In the material below, find every line with "莉莉丝游戏科技" and pull it out.

* START Provided data *

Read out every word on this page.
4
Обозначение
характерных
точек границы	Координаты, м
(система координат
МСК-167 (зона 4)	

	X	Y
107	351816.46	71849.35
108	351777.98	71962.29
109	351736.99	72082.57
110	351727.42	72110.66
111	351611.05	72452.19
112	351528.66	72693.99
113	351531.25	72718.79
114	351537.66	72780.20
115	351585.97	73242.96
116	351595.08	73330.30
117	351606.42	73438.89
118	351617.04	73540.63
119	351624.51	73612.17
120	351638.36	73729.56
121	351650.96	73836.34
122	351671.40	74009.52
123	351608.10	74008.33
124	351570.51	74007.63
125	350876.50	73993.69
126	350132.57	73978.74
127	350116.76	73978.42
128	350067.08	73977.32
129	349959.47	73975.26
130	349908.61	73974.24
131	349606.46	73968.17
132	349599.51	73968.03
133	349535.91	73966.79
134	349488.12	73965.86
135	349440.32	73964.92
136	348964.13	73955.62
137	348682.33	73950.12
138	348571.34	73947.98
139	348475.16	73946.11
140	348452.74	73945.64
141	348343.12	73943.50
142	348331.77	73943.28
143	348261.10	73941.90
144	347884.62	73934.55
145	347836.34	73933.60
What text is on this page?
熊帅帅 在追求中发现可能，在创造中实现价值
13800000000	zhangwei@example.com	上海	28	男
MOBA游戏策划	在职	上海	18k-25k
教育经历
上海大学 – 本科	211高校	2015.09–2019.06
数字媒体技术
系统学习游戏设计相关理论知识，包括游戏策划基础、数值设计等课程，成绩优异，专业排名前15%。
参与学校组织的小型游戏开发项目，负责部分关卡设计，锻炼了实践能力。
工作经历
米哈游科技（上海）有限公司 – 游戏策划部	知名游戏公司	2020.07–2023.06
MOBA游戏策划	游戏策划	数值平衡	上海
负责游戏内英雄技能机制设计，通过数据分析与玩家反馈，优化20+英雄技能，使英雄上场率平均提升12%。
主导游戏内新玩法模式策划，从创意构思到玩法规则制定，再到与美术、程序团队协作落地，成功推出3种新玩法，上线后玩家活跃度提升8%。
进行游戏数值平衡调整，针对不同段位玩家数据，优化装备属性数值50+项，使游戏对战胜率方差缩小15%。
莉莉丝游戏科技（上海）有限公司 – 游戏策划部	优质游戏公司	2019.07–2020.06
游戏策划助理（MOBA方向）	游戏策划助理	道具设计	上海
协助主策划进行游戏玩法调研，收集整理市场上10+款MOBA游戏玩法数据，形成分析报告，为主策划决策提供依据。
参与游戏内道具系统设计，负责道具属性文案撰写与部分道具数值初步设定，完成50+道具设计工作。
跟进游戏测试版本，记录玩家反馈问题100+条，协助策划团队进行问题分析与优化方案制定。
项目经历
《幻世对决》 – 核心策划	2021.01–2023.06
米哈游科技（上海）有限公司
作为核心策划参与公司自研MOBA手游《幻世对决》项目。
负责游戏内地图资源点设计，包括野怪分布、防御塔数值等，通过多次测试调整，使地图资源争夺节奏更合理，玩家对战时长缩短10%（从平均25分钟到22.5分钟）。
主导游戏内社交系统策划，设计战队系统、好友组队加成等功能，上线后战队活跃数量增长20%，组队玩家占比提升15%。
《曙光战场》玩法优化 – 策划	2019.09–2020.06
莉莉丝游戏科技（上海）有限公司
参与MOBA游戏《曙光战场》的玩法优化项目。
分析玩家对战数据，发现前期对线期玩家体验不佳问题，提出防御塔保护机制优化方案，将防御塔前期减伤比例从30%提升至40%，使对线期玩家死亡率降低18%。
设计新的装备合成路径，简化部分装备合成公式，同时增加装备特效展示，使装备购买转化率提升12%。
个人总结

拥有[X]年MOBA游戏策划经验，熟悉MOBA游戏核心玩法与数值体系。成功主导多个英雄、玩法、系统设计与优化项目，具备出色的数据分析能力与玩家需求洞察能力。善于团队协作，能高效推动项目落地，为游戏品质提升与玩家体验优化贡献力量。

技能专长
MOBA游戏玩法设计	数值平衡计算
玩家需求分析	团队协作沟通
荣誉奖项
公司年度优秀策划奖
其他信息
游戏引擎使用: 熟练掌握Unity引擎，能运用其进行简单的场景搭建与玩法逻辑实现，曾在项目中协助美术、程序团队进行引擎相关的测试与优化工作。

* END Provided data *

*Exercise answer*:
莉莉丝游戏科技（上海）有限公司 – 游戏策划部	优质游戏公司	2019.07–2020.06
莉莉丝游戏科技（上海）有限公司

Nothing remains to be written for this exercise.